What is asked:
Copy all records verbatim.

─── Excerpted data ───

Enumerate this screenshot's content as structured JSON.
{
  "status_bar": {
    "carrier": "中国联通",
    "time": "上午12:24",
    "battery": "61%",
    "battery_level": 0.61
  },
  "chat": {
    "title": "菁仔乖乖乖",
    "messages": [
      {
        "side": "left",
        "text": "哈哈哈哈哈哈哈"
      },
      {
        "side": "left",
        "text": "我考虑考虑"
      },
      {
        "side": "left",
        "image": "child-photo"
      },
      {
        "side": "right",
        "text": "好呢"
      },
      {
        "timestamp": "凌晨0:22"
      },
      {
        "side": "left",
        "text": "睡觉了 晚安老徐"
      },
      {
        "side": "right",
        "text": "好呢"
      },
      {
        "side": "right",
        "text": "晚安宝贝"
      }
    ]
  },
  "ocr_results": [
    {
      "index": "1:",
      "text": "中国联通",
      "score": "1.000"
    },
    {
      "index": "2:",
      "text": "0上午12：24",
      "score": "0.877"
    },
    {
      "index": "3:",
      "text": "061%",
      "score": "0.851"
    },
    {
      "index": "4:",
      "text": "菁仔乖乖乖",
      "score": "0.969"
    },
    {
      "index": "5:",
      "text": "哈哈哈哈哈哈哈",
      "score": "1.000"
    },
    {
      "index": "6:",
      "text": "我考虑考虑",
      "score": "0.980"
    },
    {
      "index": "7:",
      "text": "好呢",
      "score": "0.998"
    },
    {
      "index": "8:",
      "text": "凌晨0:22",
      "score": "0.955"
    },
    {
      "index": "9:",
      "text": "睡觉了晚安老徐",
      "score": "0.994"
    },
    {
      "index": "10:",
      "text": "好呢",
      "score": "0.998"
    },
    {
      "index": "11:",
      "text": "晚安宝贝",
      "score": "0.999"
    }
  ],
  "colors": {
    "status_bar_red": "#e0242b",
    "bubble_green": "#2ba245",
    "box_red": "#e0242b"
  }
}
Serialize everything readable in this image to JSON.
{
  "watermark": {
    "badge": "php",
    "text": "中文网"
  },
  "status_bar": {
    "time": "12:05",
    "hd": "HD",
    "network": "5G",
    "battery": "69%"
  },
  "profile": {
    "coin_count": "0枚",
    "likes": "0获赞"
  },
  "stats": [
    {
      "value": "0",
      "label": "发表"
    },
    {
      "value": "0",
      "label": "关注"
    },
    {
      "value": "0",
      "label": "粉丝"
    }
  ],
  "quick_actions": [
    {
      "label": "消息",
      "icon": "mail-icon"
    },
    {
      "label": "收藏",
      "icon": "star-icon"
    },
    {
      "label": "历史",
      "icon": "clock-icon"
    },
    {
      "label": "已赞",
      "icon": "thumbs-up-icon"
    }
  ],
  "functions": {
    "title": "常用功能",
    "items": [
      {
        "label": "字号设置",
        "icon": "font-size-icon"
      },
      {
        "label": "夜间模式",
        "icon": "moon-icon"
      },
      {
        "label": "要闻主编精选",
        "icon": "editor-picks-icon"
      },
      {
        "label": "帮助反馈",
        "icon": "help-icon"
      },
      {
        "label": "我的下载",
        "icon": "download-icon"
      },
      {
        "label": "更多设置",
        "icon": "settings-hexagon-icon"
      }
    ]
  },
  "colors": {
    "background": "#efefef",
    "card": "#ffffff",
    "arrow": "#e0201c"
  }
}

───

Output for this exercise:
Enumerate this screenshot's content as structured JSON.
{
  "status_bar": {
    "carrier": "中国联通",
    "time": "上午12:24",
    "battery": "61%",
    "battery_level": 0.61
  },
  "chat": {
    "title": "菁仔乖乖乖",
    "messages": [
      {
        "side": "left",
        "text": "哈哈哈哈哈哈哈"
      },
      {
        "side": "left",
        "text": "我考虑考虑"
      },
      {
        "side": "left",
        "image": "child-photo"
      },
      {
        "side": "right",
        "text": "好呢"
      },
      {
        "timestamp": "凌晨0:22"
      },
      {
        "side": "left",
        "text": "睡觉了 晚安老徐"
      },
      {
        "side": "right",
        "text": "好呢"
      },
      {
        "side": "right",
        "text": "晚安宝贝"
      }
    ]
  },
  "ocr_results": [
    {
      "index": "1:",
      "text": "中国联通",
      "score": "1.000"
    },
    {
      "index": "2:",
      "text": "0上午12：24",
      "score": "0.877"
    },
    {
      "index": "3:",
      "text": "061%",
      "score": "0.851"
    },
    {
      "index": "4:",
      "text": "菁仔乖乖乖",
      "score": "0.969"
    },
    {
      "index": "5:",
      "text": "哈哈哈哈哈哈哈",
      "score": "1.000"
    },
    {
      "index": "6:",
      "text": "我考虑考虑",
      "score": "0.980"
    },
    {
      "index": "7:",
      "text": "好呢",
      "score": "0.998"
    },
    {
      "index": "8:",
      "text": "凌晨0:22",
      "score": "0.955"
    },
    {
      "index": "9:",
      "text": "睡觉了晚安老徐",
      "score": "0.994"
    },
    {
      "index": "10:",
      "text": "好呢",
      "score": "0.998"
    },
    {
      "index": "11:",
      "text": "晚安宝贝",
      "score": "0.999"
    }
  ],
  "colors": {
    "status_bar_red": "#e0242b",
    "bubble_green": "#2ba245",
    "box_red": "#e0242b"
  }
}
Serialize everything readable in this image to JSON.
{
  "watermark": {
    "badge": "php",
    "text": "中文网"
  },
  "status_bar": {
    "time": "12:05",
    "hd": "HD",
    "network": "5G",
    "battery": "69%"
  },
  "profile": {
    "coin_count": "0枚",
    "likes": "0获赞"
  },
  "stats": [
    {
      "value": "0",
      "label": "发表"
    },
    {
      "value": "0",
      "label": "关注"
    },
    {
      "value": "0",
      "label": "粉丝"
    }
  ],
  "quick_actions": [
    {
      "label": "消息",
      "icon": "mail-icon"
    },
    {
      "label": "收藏",
      "icon": "star-icon"
    },
    {
      "label": "历史",
      "icon": "clock-icon"
    },
    {
      "label": "已赞",
      "icon": "thumbs-up-icon"
    }
  ],
  "functions": {
    "title": "常用功能",
    "items": [
      {
        "label": "字号设置",
        "icon": "font-size-icon"
      },
      {
        "label": "夜间模式",
        "icon": "moon-icon"
      },
      {
        "label": "要闻主编精选",
        "icon": "editor-picks-icon"
      },
      {
        "label": "帮助反馈",
        "icon": "help-icon"
      },
      {
        "label": "我的下载",
        "icon": "download-icon"
      },
      {
        "label": "更多设置",
        "icon": "settings-hexagon-icon"
      }
    ]
  },
  "colors": {
    "background": "#efefef",
    "card": "#ffffff",
    "arrow": "#e0201c"
  }
}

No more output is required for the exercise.